**Aim**
Could you give every line of the records below as a Markdown table with the columns "No." and "Line", numbering the rows and leaving out any blank lines?

**Source records**

========

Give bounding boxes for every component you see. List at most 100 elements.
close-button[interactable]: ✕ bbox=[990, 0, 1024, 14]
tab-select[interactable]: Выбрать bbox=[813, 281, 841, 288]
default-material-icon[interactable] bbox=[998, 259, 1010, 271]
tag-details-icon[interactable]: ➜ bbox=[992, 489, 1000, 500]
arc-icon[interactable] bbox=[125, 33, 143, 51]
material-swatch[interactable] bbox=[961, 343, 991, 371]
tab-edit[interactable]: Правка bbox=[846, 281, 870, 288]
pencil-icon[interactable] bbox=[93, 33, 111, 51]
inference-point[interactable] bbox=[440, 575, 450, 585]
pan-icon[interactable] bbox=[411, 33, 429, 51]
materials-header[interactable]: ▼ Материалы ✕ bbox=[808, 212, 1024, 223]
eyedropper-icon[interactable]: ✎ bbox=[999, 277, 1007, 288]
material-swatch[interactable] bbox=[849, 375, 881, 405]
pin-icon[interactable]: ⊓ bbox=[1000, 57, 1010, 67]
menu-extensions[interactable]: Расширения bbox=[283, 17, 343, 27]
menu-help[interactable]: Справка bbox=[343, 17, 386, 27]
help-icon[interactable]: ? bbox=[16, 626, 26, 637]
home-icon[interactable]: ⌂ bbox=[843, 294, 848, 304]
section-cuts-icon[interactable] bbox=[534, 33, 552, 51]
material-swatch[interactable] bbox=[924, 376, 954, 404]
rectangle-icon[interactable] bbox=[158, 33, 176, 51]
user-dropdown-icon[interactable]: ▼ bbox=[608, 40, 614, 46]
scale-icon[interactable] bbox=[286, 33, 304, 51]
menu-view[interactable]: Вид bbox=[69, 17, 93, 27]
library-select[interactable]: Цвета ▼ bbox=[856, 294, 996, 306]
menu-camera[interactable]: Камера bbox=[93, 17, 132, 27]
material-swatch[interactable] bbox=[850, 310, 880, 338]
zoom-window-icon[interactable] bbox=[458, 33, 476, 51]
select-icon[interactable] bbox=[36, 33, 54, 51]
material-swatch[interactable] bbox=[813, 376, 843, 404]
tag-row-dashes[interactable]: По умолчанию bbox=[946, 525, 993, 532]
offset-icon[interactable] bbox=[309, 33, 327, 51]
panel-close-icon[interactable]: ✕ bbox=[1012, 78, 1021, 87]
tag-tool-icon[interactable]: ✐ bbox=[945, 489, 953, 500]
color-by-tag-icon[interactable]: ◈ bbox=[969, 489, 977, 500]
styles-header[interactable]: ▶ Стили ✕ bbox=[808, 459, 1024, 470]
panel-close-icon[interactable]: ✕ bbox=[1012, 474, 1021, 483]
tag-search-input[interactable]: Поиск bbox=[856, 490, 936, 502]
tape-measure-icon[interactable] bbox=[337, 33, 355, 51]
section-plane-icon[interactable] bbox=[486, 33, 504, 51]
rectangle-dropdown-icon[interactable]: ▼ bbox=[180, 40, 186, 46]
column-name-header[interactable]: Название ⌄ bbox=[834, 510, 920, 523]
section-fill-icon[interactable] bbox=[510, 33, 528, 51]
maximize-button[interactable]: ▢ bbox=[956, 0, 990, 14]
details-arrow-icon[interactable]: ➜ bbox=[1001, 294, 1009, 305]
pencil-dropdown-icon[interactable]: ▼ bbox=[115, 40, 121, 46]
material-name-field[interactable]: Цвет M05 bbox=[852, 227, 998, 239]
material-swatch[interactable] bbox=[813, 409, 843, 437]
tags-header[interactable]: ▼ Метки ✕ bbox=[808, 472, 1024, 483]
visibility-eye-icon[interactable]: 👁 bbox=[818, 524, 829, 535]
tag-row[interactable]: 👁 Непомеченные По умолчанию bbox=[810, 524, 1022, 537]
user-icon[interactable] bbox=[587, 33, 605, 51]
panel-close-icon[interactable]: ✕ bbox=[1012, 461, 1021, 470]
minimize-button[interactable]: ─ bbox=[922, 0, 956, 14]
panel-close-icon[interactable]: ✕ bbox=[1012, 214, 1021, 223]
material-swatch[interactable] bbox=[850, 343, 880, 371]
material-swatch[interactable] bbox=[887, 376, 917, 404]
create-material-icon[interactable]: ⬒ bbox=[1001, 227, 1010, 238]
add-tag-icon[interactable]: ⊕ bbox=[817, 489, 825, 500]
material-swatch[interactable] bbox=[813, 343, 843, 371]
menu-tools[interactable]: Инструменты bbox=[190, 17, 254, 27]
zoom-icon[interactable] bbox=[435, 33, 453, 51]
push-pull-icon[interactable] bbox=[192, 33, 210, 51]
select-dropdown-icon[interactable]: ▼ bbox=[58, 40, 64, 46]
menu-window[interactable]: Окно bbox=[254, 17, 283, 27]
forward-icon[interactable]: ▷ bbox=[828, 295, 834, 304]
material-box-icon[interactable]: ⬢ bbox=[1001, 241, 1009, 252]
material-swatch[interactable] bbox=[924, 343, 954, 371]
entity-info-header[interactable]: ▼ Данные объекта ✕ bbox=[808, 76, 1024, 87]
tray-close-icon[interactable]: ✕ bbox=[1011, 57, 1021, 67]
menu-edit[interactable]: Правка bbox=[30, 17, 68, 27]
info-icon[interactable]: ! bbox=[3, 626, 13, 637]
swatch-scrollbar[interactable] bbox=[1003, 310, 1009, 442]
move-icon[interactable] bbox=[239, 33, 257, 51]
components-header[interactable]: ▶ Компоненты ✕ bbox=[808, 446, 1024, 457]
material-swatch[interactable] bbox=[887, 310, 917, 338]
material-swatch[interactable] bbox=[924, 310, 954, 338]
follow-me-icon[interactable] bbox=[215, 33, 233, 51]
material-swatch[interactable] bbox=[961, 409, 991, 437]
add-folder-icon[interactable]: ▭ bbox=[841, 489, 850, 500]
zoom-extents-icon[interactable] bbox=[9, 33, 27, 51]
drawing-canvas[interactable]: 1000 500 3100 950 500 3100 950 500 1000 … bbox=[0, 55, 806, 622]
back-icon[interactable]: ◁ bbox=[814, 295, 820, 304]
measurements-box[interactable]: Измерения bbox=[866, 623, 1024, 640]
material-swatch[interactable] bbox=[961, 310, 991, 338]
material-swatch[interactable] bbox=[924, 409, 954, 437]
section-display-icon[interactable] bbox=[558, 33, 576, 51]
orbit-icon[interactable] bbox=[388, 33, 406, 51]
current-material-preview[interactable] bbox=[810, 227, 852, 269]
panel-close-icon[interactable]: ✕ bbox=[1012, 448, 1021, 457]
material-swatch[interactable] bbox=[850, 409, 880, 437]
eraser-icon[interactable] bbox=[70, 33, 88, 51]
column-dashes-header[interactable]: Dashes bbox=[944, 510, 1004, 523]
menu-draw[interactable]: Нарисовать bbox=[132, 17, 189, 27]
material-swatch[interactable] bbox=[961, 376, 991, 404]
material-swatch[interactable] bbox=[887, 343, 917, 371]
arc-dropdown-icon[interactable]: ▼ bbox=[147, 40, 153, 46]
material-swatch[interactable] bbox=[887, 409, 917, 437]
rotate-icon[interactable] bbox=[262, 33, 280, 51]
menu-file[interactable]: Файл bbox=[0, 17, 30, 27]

========

**Written solution**
| No. | Line |
|---|---|
| 1 | Give bounding boxes for every component you see. List at most 100 elements. |
| 2 | close-button[interactable]: ✕ bbox=[990, 0, 1024, 14] |
| 3 | tab-select[interactable]: Выбрать bbox=[813, 281, 841, 288] |
| 4 | default-material-icon[interactable] bbox=[998, 259, 1010, 271] |
| 5 | tag-details-icon[interactable]: ➜ bbox=[992, 489, 1000, 500] |
| 6 | arc-icon[interactable] bbox=[125, 33, 143, 51] |
| 7 | material-swatch[interactable] bbox=[961, 343, 991, 371] |
| 8 | tab-edit[interactable]: Правка bbox=[846, 281, 870, 288] |
| 9 | pencil-icon[interactable] bbox=[93, 33, 111, 51] |
| 10 | inference-point[interactable] bbox=[440, 575, 450, 585] |
| 11 | pan-icon[interactable] bbox=[411, 33, 429, 51] |
| 12 | materials-header[interactable]: ▼ Материалы ✕ bbox=[808, 212, 1024, 223] |
| 13 | eyedropper-icon[interactable]: ✎ bbox=[999, 277, 1007, 288] |
| 14 | material-swatch[interactable] bbox=[849, 375, 881, 405] |
| 15 | pin-icon[interactable]: ⊓ bbox=[1000, 57, 1010, 67] |
| 16 | menu-extensions[interactable]: Расширения bbox=[283, 17, 343, 27] |
| 17 | menu-help[interactable]: Справка bbox=[343, 17, 386, 27] |
| 18 | help-icon[interactable]: ? bbox=[16, 626, 26, 637] |
| 19 | home-icon[interactable]: ⌂ bbox=[843, 294, 848, 304] |
| 20 | section-cuts-icon[interactable] bbox=[534, 33, 552, 51] |
| 21 | material-swatch[interactable] bbox=[924, 376, 954, 404] |
| 22 | rectangle-icon[interactable] bbox=[158, 33, 176, 51] |
| 23 | user-dropdown-icon[interactable]: ▼ bbox=[608, 40, 614, 46] |
| 24 | scale-icon[interactable] bbox=[286, 33, 304, 51] |
| 25 | menu-view[interactable]: Вид bbox=[69, 17, 93, 27] |
| 26 | library-select[interactable]: Цвета ▼ bbox=[856, 294, 996, 306] |
| 27 | menu-camera[interactable]: Камера bbox=[93, 17, 132, 27] |
| 28 | material-swatch[interactable] bbox=[850, 310, 880, 338] |
| 29 | zoom-window-icon[interactable] bbox=[458, 33, 476, 51] |
| 30 | select-icon[interactable] bbox=[36, 33, 54, 51] |
| 31 | material-swatch[interactable] bbox=[813, 376, 843, 404] |
| 32 | tag-row-dashes[interactable]: По умолчанию bbox=[946, 525, 993, 532] |
| 33 | offset-icon[interactable] bbox=[309, 33, 327, 51] |
| 34 | panel-close-icon[interactable]: ✕ bbox=[1012, 78, 1021, 87] |
| 35 | tag-tool-icon[interactable]: ✐ bbox=[945, 489, 953, 500] |
| 36 | color-by-tag-icon[interactable]: ◈ bbox=[969, 489, 977, 500] |
| 37 | styles-header[interactable]: ▶ Стили ✕ bbox=[808, 459, 1024, 470] |
| 38 | panel-close-icon[interactable]: ✕ bbox=[1012, 474, 1021, 483] |
| 39 | tag-search-input[interactable]: Поиск bbox=[856, 490, 936, 502] |
| 40 | tape-measure-icon[interactable] bbox=[337, 33, 355, 51] |
| 41 | section-plane-icon[interactable] bbox=[486, 33, 504, 51] |
| 42 | rectangle-dropdown-icon[interactable]: ▼ bbox=[180, 40, 186, 46] |
| 43 | column-name-header[interactable]: Название ⌄ bbox=[834, 510, 920, 523] |
| 44 | section-fill-icon[interactable] bbox=[510, 33, 528, 51] |
| 45 | maximize-button[interactable]: ▢ bbox=[956, 0, 990, 14] |
| 46 | details-arrow-icon[interactable]: ➜ bbox=[1001, 294, 1009, 305] |
| 47 | pencil-dropdown-icon[interactable]: ▼ bbox=[115, 40, 121, 46] |
| 48 | material-name-field[interactable]: Цвет M05 bbox=[852, 227, 998, 239] |
| 49 | material-swatch[interactable] bbox=[813, 409, 843, 437] |
| 50 | tags-header[interactable]: ▼ Метки ✕ bbox=[808, 472, 1024, 483] |
| 51 | visibility-eye-icon[interactable]: 👁 bbox=[818, 524, 829, 535] |
| 52 | tag-row[interactable]: 👁 Непомеченные По умолчанию bbox=[810, 524, 1022, 537] |
| 53 | user-icon[interactable] bbox=[587, 33, 605, 51] |
| 54 | panel-close-icon[interactable]: ✕ bbox=[1012, 461, 1021, 470] |
| 55 | minimize-button[interactable]: ─ bbox=[922, 0, 956, 14] |
| 56 | panel-close-icon[interactable]: ✕ bbox=[1012, 214, 1021, 223] |
| 57 | material-swatch[interactable] bbox=[850, 343, 880, 371] |
| 58 | material-swatch[interactable] bbox=[887, 376, 917, 404] |
| 59 | create-material-icon[interactable]: ⬒ bbox=[1001, 227, 1010, 238] |
| 60 | add-tag-icon[interactable]: ⊕ bbox=[817, 489, 825, 500] |
| 61 | material-swatch[interactable] bbox=[813, 343, 843, 371] |
| 62 | menu-tools[interactable]: Инструменты bbox=[190, 17, 254, 27] |
| 63 | zoom-icon[interactable] bbox=[435, 33, 453, 51] |
| 64 | push-pull-icon[interactable] bbox=[192, 33, 210, 51] |
| 65 | select-dropdown-icon[interactable]: ▼ bbox=[58, 40, 64, 46] |
| 66 | menu-window[interactable]: Окно bbox=[254, 17, 283, 27] |
| 67 | forward-icon[interactable]: ▷ bbox=[828, 295, 834, 304] |
| 68 | material-box-icon[interactable]: ⬢ bbox=[1001, 241, 1009, 252] |
| 69 | material-swatch[interactable] bbox=[924, 343, 954, 371] |
| 70 | entity-info-header[interactable]: ▼ Данные объекта ✕ bbox=[808, 76, 1024, 87] |
| 71 | tray-close-icon[interactable]: ✕ bbox=[1011, 57, 1021, 67] |
| 72 | menu-edit[interactable]: Правка bbox=[30, 17, 68, 27] |
| 73 | info-icon[interactable]: ! bbox=[3, 626, 13, 637] |
| 74 | swatch-scrollbar[interactable] bbox=[1003, 310, 1009, 442] |
| 75 | move-icon[interactable] bbox=[239, 33, 257, 51] |
| 76 | components-header[interactable]: ▶ Компоненты ✕ bbox=[808, 446, 1024, 457] |
| 77 | material-swatch[interactable] bbox=[887, 310, 917, 338] |
| 78 | material-swatch[interactable] bbox=[924, 310, 954, 338] |
| 79 | follow-me-icon[interactable] bbox=[215, 33, 233, 51] |
| 80 | material-swatch[interactable] bbox=[961, 409, 991, 437] |
| 81 | add-folder-icon[interactable]: ▭ bbox=[841, 489, 850, 500] |
| 82 | zoom-extents-icon[interactable] bbox=[9, 33, 27, 51] |
| 83 | drawing-canvas[interactable]: 1000 500 3100 950 500 3100 950 500 1000 … bbox=[0, 55, 806, 622] |
| 84 | back-icon[interactable]: ◁ bbox=[814, 295, 820, 304] |
| 85 | measurements-box[interactable]: Измерения bbox=[866, 623, 1024, 640] |
| 86 | material-swatch[interactable] bbox=[961, 310, 991, 338] |
| 87 | material-swatch[interactable] bbox=[924, 409, 954, 437] |
| 88 | section-display-icon[interactable] bbox=[558, 33, 576, 51] |
| 89 | orbit-icon[interactable] bbox=[388, 33, 406, 51] |
| 90 | current-material-preview[interactable] bbox=[810, 227, 852, 269] |
| 91 | panel-close-icon[interactable]: ✕ bbox=[1012, 448, 1021, 457] |
| 92 | material-swatch[interactable] bbox=[850, 409, 880, 437] |
| 93 | eraser-icon[interactable] bbox=[70, 33, 88, 51] |
| 94 | column-dashes-header[interactable]: Dashes bbox=[944, 510, 1004, 523] |
| 95 | menu-draw[interactable]: Нарисовать bbox=[132, 17, 189, 27] |
| 96 | material-swatch[interactable] bbox=[961, 376, 991, 404] |
| 97 | material-swatch[interactable] bbox=[887, 343, 917, 371] |
| 98 | arc-dropdown-icon[interactable]: ▼ bbox=[147, 40, 153, 46] |
| 99 | material-swatch[interactable] bbox=[887, 409, 917, 437] |
| 100 | rotate-icon[interactable] bbox=[262, 33, 280, 51] |
| 101 | menu-file[interactable]: Файл bbox=[0, 17, 30, 27] |